> _DATA SHOWN_:
::::::

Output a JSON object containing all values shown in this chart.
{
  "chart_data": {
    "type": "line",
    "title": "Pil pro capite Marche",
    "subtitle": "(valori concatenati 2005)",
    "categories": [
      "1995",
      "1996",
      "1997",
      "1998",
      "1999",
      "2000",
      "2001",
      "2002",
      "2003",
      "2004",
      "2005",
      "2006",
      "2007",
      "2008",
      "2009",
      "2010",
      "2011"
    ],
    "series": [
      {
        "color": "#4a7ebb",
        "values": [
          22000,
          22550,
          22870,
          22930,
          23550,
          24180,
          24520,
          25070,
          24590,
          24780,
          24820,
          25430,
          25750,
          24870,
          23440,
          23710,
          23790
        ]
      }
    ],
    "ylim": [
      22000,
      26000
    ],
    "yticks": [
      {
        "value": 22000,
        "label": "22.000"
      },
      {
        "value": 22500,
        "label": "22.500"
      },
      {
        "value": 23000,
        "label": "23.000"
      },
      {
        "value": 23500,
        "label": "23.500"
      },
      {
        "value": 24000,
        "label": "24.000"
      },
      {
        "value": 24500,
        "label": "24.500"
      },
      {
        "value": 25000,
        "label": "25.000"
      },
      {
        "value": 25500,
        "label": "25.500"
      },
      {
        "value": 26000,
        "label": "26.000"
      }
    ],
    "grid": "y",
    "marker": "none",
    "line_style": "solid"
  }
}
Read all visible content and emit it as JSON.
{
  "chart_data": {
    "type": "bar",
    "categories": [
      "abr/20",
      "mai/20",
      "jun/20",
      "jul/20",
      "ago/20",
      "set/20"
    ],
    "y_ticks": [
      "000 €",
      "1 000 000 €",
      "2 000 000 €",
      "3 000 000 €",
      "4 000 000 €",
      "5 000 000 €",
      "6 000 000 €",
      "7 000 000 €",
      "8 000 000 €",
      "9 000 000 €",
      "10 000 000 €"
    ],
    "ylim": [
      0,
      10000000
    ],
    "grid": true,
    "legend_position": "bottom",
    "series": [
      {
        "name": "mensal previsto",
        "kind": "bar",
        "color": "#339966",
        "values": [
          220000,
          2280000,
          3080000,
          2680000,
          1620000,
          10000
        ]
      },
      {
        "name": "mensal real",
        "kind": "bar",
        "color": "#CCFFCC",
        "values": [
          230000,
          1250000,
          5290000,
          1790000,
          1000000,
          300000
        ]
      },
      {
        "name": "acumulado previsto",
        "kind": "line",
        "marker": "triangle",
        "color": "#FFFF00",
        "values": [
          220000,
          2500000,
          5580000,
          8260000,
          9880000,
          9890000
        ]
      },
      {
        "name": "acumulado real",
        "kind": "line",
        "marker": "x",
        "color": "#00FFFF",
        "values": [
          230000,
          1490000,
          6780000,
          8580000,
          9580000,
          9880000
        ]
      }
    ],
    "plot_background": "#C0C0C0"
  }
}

::::::

Report the count of lines in the entries that contain the string "real", and nothing besides it.

2